## Objective
Each entry below should be reproduced character for character.

## Provided records
------------

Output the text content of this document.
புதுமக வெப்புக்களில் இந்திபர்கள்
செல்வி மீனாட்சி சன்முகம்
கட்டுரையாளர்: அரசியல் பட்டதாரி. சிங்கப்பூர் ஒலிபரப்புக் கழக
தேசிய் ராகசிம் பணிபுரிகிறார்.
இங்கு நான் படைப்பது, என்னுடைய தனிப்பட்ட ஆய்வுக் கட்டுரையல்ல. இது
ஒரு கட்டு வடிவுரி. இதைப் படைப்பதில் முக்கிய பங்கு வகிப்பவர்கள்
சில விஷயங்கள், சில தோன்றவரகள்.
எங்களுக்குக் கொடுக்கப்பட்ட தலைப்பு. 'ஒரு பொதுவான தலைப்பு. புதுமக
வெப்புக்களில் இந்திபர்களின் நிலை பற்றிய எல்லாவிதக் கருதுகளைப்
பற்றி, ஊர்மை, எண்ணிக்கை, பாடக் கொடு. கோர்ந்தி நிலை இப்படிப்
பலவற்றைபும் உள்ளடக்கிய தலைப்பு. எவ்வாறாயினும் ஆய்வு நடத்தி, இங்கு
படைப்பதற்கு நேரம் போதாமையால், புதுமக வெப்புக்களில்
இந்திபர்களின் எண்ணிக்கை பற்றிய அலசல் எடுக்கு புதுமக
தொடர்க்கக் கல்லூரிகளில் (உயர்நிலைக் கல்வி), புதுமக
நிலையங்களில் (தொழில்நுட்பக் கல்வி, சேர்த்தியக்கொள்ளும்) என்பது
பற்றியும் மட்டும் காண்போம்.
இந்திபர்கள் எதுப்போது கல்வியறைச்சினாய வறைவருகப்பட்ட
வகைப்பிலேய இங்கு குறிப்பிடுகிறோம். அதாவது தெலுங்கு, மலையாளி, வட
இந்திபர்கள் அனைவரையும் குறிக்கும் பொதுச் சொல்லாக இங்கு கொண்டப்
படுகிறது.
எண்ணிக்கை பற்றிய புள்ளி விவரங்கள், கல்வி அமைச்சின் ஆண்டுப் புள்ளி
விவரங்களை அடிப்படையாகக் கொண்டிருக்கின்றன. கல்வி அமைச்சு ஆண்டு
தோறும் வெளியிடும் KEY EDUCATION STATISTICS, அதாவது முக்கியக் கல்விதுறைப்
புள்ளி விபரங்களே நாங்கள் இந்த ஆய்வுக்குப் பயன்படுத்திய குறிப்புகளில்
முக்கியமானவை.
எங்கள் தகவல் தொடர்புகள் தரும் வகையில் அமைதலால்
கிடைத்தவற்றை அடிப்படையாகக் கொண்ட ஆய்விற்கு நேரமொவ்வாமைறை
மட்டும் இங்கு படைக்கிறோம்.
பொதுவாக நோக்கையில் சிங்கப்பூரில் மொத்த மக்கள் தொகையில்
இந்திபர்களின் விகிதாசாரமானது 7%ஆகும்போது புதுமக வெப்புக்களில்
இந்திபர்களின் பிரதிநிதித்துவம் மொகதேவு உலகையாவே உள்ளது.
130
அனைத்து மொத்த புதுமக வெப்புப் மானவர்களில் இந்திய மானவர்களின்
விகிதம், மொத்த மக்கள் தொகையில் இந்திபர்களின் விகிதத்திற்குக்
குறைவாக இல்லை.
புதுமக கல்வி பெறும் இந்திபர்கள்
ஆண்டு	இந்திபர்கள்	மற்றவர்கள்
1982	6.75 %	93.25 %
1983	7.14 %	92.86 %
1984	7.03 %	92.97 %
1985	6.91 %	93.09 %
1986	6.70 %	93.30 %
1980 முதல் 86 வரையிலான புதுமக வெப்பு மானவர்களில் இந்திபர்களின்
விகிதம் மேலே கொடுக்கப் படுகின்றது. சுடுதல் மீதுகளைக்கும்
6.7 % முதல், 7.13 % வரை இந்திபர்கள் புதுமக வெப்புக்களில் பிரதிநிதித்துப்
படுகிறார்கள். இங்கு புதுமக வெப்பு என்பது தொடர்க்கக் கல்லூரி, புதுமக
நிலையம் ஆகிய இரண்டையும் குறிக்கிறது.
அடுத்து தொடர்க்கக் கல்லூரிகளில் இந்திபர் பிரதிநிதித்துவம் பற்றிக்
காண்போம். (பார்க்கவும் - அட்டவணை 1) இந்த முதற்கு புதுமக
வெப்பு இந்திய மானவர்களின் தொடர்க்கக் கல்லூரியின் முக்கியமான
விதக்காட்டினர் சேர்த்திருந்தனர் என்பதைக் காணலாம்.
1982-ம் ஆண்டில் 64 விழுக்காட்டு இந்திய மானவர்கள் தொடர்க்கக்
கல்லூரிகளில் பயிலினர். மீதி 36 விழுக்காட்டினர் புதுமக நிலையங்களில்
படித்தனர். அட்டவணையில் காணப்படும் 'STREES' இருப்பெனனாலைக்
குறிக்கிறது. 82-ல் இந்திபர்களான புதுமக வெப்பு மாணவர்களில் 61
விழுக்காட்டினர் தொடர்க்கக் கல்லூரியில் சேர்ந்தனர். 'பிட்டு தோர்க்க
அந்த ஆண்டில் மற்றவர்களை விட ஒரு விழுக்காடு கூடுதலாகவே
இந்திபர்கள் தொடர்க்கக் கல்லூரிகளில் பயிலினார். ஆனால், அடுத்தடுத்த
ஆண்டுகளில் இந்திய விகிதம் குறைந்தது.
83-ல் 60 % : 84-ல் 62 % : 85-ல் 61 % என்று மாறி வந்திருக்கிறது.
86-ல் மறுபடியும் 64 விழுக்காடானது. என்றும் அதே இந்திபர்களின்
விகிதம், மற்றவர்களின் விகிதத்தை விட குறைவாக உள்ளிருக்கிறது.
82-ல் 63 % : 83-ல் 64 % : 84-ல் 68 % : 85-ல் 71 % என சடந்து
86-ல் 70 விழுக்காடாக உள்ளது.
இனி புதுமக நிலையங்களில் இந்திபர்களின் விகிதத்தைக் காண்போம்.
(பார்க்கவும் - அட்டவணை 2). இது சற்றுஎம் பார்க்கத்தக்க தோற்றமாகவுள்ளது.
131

------------

## Result
Output the text content of this document.
புதுமக வெப்புக்களில் இந்திபர்கள்
செல்வி மீனாட்சி சன்முகம்
கட்டுரையாளர்: அரசியல் பட்டதாரி. சிங்கப்பூர் ஒலிபரப்புக் கழக
தேசிய் ராகசிம் பணிபுரிகிறார்.
இங்கு நான் படைப்பது, என்னுடைய தனிப்பட்ட ஆய்வுக் கட்டுரையல்ல. இது
ஒரு கட்டு வடிவுரி. இதைப் படைப்பதில் முக்கிய பங்கு வகிப்பவர்கள்
சில விஷயங்கள், சில தோன்றவரகள்.
எங்களுக்குக் கொடுக்கப்பட்ட தலைப்பு. 'ஒரு பொதுவான தலைப்பு. புதுமக
வெப்புக்களில் இந்திபர்களின் நிலை பற்றிய எல்லாவிதக் கருதுகளைப்
பற்றி, ஊர்மை, எண்ணிக்கை, பாடக் கொடு. கோர்ந்தி நிலை இப்படிப்
பலவற்றைபும் உள்ளடக்கிய தலைப்பு. எவ்வாறாயினும் ஆய்வு நடத்தி, இங்கு
படைப்பதற்கு நேரம் போதாமையால், புதுமக வெப்புக்களில்
இந்திபர்களின் எண்ணிக்கை பற்றிய அலசல் எடுக்கு புதுமக
தொடர்க்கக் கல்லூரிகளில் (உயர்நிலைக் கல்வி), புதுமக
நிலையங்களில் (தொழில்நுட்பக் கல்வி, சேர்த்தியக்கொள்ளும்) என்பது
பற்றியும் மட்டும் காண்போம்.
இந்திபர்கள் எதுப்போது கல்வியறைச்சினாய வறைவருகப்பட்ட
வகைப்பிலேய இங்கு குறிப்பிடுகிறோம். அதாவது தெலுங்கு, மலையாளி, வட
இந்திபர்கள் அனைவரையும் குறிக்கும் பொதுச் சொல்லாக இங்கு கொண்டப்
படுகிறது.
எண்ணிக்கை பற்றிய புள்ளி விவரங்கள், கல்வி அமைச்சின் ஆண்டுப் புள்ளி
விவரங்களை அடிப்படையாகக் கொண்டிருக்கின்றன. கல்வி அமைச்சு ஆண்டு
தோறும் வெளியிடும் KEY EDUCATION STATISTICS, அதாவது முக்கியக் கல்விதுறைப்
புள்ளி விபரங்களே நாங்கள் இந்த ஆய்வுக்குப் பயன்படுத்திய குறிப்புகளில்
முக்கியமானவை.
எங்கள் தகவல் தொடர்புகள் தரும் வகையில் அமைதலால்
கிடைத்தவற்றை அடிப்படையாகக் கொண்ட ஆய்விற்கு நேரமொவ்வாமைறை
மட்டும் இங்கு படைக்கிறோம்.
பொதுவாக நோக்கையில் சிங்கப்பூரில் மொத்த மக்கள் தொகையில்
இந்திபர்களின் விகிதாசாரமானது 7%ஆகும்போது புதுமக வெப்புக்களில்
இந்திபர்களின் பிரதிநிதித்துவம் மொகதேவு உலகையாவே உள்ளது.
130
அனைத்து மொத்த புதுமக வெப்புப் மானவர்களில் இந்திய மானவர்களின்
விகிதம், மொத்த மக்கள் தொகையில் இந்திபர்களின் விகிதத்திற்குக்
குறைவாக இல்லை.
புதுமக கல்வி பெறும் இந்திபர்கள்
ஆண்டு	இந்திபர்கள்	மற்றவர்கள்
1982	6.75 %	93.25 %
1983	7.14 %	92.86 %
1984	7.03 %	92.97 %
1985	6.91 %	93.09 %
1986	6.70 %	93.30 %
1980 முதல் 86 வரையிலான புதுமக வெப்பு மானவர்களில் இந்திபர்களின்
விகிதம் மேலே கொடுக்கப் படுகின்றது. சுடுதல் மீதுகளைக்கும்
6.7 % முதல், 7.13 % வரை இந்திபர்கள் புதுமக வெப்புக்களில் பிரதிநிதித்துப்
படுகிறார்கள். இங்கு புதுமக வெப்பு என்பது தொடர்க்கக் கல்லூரி, புதுமக
நிலையம் ஆகிய இரண்டையும் குறிக்கிறது.
அடுத்து தொடர்க்கக் கல்லூரிகளில் இந்திபர் பிரதிநிதித்துவம் பற்றிக்
காண்போம். (பார்க்கவும் - அட்டவணை 1) இந்த முதற்கு புதுமக
வெப்பு இந்திய மானவர்களின் தொடர்க்கக் கல்லூரியின் முக்கியமான
விதக்காட்டினர் சேர்த்திருந்தனர் என்பதைக் காணலாம்.
1982-ம் ஆண்டில் 64 விழுக்காட்டு இந்திய மானவர்கள் தொடர்க்கக்
கல்லூரிகளில் பயிலினர். மீதி 36 விழுக்காட்டினர் புதுமக நிலையங்களில்
படித்தனர். அட்டவணையில் காணப்படும் 'STREES' இருப்பெனனாலைக்
குறிக்கிறது. 82-ல் இந்திபர்களான புதுமக வெப்பு மாணவர்களில் 61
விழுக்காட்டினர் தொடர்க்கக் கல்லூரியில் சேர்ந்தனர். 'பிட்டு தோர்க்க
அந்த ஆண்டில் மற்றவர்களை விட ஒரு விழுக்காடு கூடுதலாகவே
இந்திபர்கள் தொடர்க்கக் கல்லூரிகளில் பயிலினார். ஆனால், அடுத்தடுத்த
ஆண்டுகளில் இந்திய விகிதம் குறைந்தது.
83-ல் 60 % : 84-ல் 62 % : 85-ல் 61 % என்று மாறி வந்திருக்கிறது.
86-ல் மறுபடியும் 64 விழுக்காடானது. என்றும் அதே இந்திபர்களின்
விகிதம், மற்றவர்களின் விகிதத்தை விட குறைவாக உள்ளிருக்கிறது.
82-ல் 63 % : 83-ல் 64 % : 84-ல் 68 % : 85-ல் 71 % என சடந்து
86-ல் 70 விழுக்காடாக உள்ளது.
இனி புதுமக நிலையங்களில் இந்திபர்களின் விகிதத்தைக் காண்போம்.
(பார்க்கவும் - அட்டவணை 2). இது சற்றுஎம் பார்க்கத்தக்க தோற்றமாகவுள்ளது.
131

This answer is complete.